Objective: Copy out every line that contains the word "客户名称".

┄┄┄┄┄┄┄┄┄┄┄┄┄┄┄┄┄┄┄┄

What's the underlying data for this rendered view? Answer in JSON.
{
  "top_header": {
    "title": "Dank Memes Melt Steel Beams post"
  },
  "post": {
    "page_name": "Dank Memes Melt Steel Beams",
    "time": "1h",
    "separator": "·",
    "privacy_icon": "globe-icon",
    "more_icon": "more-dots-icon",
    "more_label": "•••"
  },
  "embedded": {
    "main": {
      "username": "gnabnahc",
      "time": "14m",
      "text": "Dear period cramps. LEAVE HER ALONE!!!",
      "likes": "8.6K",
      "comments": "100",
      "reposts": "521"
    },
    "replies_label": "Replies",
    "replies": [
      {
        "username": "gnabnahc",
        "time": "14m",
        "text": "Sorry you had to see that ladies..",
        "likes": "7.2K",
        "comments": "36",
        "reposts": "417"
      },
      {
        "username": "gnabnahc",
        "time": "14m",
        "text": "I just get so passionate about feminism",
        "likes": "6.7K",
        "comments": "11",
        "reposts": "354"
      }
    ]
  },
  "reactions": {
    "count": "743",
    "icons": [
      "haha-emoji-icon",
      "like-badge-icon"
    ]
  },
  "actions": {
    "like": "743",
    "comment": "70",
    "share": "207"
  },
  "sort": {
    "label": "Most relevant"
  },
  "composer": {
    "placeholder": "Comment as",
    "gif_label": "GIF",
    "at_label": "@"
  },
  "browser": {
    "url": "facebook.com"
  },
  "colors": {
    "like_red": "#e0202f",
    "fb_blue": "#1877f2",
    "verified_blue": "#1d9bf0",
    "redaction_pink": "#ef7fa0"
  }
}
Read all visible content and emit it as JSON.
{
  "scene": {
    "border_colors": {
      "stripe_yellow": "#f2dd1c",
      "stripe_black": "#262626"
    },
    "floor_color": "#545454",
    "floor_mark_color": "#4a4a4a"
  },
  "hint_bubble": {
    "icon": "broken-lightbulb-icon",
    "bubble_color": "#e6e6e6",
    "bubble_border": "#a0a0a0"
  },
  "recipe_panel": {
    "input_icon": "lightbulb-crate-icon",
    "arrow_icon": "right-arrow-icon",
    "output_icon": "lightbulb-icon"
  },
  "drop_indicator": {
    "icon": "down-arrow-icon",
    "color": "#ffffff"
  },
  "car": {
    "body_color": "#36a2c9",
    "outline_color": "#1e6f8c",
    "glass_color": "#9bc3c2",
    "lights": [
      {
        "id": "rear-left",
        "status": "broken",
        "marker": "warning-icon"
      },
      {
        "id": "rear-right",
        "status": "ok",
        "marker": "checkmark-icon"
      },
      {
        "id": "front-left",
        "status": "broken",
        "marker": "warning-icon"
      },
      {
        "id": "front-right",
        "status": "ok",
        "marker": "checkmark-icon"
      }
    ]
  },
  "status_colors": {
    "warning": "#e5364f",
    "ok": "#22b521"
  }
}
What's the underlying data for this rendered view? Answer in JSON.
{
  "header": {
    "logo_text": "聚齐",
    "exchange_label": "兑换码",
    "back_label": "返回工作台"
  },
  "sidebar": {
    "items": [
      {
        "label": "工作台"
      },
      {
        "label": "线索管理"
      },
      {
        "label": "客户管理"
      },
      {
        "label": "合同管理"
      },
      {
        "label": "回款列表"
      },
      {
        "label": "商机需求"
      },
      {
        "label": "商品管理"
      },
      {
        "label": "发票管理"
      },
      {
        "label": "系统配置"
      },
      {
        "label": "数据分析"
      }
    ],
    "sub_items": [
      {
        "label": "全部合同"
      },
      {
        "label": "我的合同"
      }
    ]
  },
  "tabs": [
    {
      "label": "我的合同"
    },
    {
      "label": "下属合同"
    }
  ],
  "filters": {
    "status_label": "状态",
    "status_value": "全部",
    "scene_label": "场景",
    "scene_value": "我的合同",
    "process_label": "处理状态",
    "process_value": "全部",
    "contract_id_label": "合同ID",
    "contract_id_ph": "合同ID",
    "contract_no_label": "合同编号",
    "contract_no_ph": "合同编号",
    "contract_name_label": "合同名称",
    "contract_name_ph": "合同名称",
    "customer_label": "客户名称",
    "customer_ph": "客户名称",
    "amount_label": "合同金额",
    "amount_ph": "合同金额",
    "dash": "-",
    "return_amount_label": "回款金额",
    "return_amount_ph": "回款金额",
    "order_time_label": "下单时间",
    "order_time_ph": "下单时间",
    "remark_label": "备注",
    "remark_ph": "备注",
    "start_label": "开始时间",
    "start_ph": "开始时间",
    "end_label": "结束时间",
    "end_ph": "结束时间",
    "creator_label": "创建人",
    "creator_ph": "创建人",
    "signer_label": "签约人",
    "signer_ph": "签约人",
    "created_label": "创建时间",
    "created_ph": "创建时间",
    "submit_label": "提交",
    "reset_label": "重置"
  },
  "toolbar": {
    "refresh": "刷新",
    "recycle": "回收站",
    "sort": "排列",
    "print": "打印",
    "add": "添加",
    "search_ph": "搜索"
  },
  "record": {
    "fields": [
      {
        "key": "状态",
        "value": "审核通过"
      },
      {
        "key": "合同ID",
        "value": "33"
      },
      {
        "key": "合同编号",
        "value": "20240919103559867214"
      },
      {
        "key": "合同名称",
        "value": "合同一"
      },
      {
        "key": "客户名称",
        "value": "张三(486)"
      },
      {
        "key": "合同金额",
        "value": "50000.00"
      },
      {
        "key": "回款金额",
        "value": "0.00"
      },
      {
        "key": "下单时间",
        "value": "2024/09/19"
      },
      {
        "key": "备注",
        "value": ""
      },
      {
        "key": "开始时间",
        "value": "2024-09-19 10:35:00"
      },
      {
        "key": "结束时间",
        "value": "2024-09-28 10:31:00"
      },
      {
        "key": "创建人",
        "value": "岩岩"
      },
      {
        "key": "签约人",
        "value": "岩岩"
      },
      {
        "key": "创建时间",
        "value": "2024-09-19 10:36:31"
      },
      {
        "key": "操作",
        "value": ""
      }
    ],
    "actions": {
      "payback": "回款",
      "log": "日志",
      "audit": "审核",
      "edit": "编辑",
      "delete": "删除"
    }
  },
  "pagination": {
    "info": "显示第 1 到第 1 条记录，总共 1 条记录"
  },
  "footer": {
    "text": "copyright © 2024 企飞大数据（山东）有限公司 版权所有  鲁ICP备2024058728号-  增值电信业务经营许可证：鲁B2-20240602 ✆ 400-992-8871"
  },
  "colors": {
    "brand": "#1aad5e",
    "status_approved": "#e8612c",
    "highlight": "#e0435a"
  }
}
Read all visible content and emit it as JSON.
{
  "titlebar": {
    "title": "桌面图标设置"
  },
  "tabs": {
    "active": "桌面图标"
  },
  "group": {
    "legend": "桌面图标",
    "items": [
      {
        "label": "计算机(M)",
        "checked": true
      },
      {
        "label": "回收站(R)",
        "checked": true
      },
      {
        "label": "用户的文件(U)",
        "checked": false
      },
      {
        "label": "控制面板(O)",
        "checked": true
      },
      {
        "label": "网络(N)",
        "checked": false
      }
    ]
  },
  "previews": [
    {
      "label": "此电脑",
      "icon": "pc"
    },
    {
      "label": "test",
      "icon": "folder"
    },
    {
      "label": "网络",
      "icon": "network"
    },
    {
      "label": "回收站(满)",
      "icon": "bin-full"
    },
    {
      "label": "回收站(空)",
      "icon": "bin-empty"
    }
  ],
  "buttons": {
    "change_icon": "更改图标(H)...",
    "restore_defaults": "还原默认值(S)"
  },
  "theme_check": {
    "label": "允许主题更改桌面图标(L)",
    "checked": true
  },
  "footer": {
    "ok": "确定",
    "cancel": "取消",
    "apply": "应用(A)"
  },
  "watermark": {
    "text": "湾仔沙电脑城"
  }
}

┄┄┄┄┄┄┄┄┄┄┄┄┄┄┄┄┄┄┄┄

Response:
    "customer_label": "客户名称",
    "customer_ph": "客户名称",
        "key": "客户名称",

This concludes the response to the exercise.